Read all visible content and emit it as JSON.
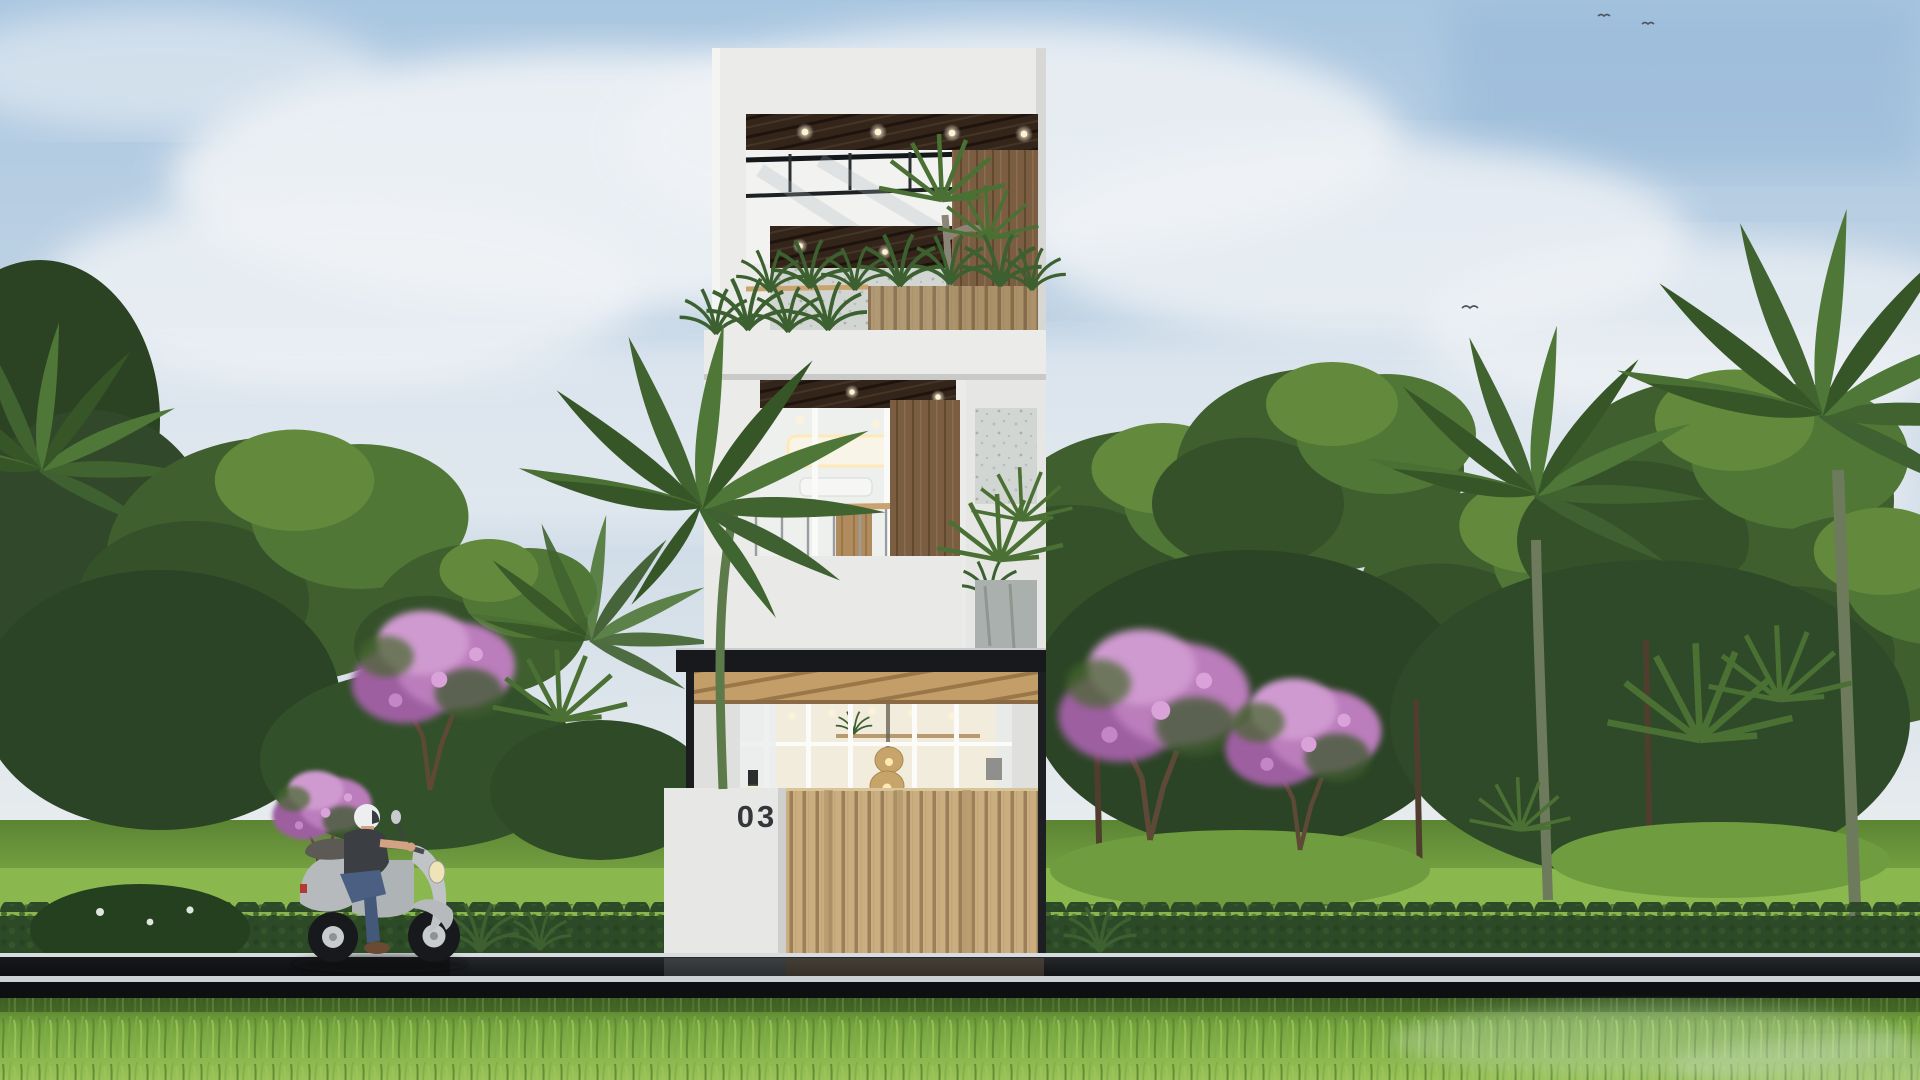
{
  "scene": {
    "description": "daytime-architectural-exterior-render-of-narrow-modern-townhouse",
    "house_number": "03"
  },
  "palette": {
    "sky_top": "#a9c6e0",
    "sky_horizon": "#eef0f0",
    "cloud_white": "#f0f3f6",
    "building_white": "#ebecea",
    "soffit_wood_dark": "#33251a",
    "wood_plank_brown": "#7b5d42",
    "wood_light_gate": "#cbae80",
    "canopy_black": "#17191c",
    "foliage_dark": "#2b4425",
    "foliage_mid": "#3f5f2e",
    "foliage_light": "#629038",
    "lawn_green": "#7fae49",
    "hedge_green": "#2c4a27",
    "flower_pink": "#bb7dbc",
    "road_asphalt": "#17191d",
    "road_line_white": "#d8dcde",
    "foreground_grass": "#85b14b",
    "scooter_body_gray": "#b7bcbe",
    "rider_shirt_gray": "#3b3e43",
    "rider_jeans_blue": "#4b5f82",
    "helmet_white": "#eceeef",
    "interior_glow": "#f6eedd",
    "downlight_warm": "#ffedb8"
  }
}
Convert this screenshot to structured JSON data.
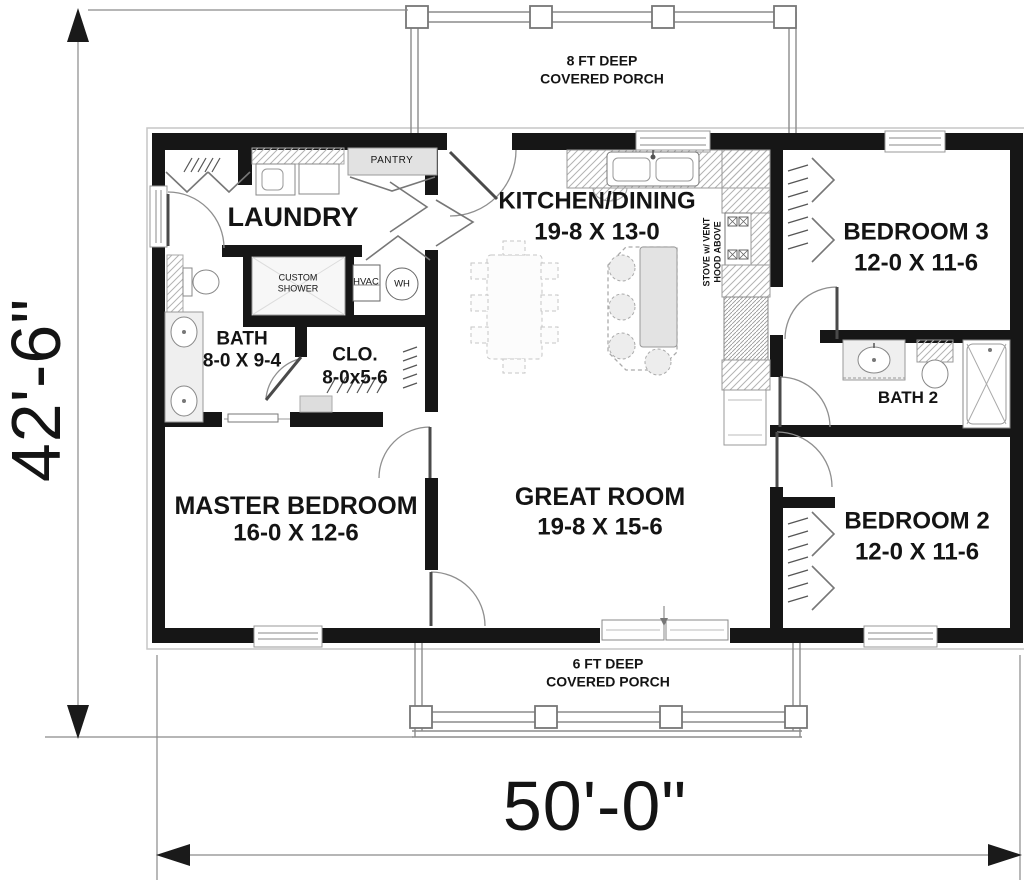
{
  "dimensions": {
    "width": "50'-0\"",
    "depth": "42'-6\""
  },
  "porches": {
    "top": {
      "line1": "8 FT DEEP",
      "line2": "COVERED PORCH"
    },
    "bottom": {
      "line1": "6 FT DEEP",
      "line2": "COVERED PORCH"
    }
  },
  "rooms": {
    "laundry": {
      "name": "LAUNDRY"
    },
    "kitchen_dining": {
      "name": "KITCHEN/DINING",
      "dims": "19-8 X 13-0"
    },
    "bedroom3": {
      "name": "BEDROOM 3",
      "dims": "12-0 X 11-6"
    },
    "bath": {
      "name": "BATH",
      "dims": "8-0 X 9-4"
    },
    "closet": {
      "name": "CLO.",
      "dims": "8-0x5-6"
    },
    "bath2": {
      "name": "BATH 2"
    },
    "master_bedroom": {
      "name": "MASTER BEDROOM",
      "dims": "16-0 X 12-6"
    },
    "great_room": {
      "name": "GREAT ROOM",
      "dims": "19-8 X 15-6"
    },
    "bedroom2": {
      "name": "BEDROOM 2",
      "dims": "12-0 X 11-6"
    }
  },
  "features": {
    "pantry": "PANTRY",
    "custom_shower": "CUSTOM SHOWER",
    "hvac": "HVAC",
    "water_heater": "WH",
    "stove_note": "STOVE w/ VENT HOOD ABOVE"
  },
  "colors": {
    "wall": "#161616",
    "line_gray": "#8c8c8c",
    "fill_light": "#e4e4e4"
  }
}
══════════════════════════════
Prompt: Your output should consist solely of the lines from the line containing "Convert this screenshot" through the end of the data above, copied exactly, with images removed.

Solved problem:
Convert this screenshot to structured JSON data.
{
  "dimensions": {
    "width": "50'-0\"",
    "depth": "42'-6\""
  },
  "porches": {
    "top": {
      "line1": "8 FT DEEP",
      "line2": "COVERED PORCH"
    },
    "bottom": {
      "line1": "6 FT DEEP",
      "line2": "COVERED PORCH"
    }
  },
  "rooms": {
    "laundry": {
      "name": "LAUNDRY"
    },
    "kitchen_dining": {
      "name": "KITCHEN/DINING",
      "dims": "19-8 X 13-0"
    },
    "bedroom3": {
      "name": "BEDROOM 3",
      "dims": "12-0 X 11-6"
    },
    "bath": {
      "name": "BATH",
      "dims": "8-0 X 9-4"
    },
    "closet": {
      "name": "CLO.",
      "dims": "8-0x5-6"
    },
    "bath2": {
      "name": "BATH 2"
    },
    "master_bedroom": {
      "name": "MASTER BEDROOM",
      "dims": "16-0 X 12-6"
    },
    "great_room": {
      "name": "GREAT ROOM",
      "dims": "19-8 X 15-6"
    },
    "bedroom2": {
      "name": "BEDROOM 2",
      "dims": "12-0 X 11-6"
    }
  },
  "features": {
    "pantry": "PANTRY",
    "custom_shower": "CUSTOM SHOWER",
    "hvac": "HVAC",
    "water_heater": "WH",
    "stove_note": "STOVE w/ VENT HOOD ABOVE"
  },
  "colors": {
    "wall": "#161616",
    "line_gray": "#8c8c8c",
    "fill_light": "#e4e4e4"
  }
}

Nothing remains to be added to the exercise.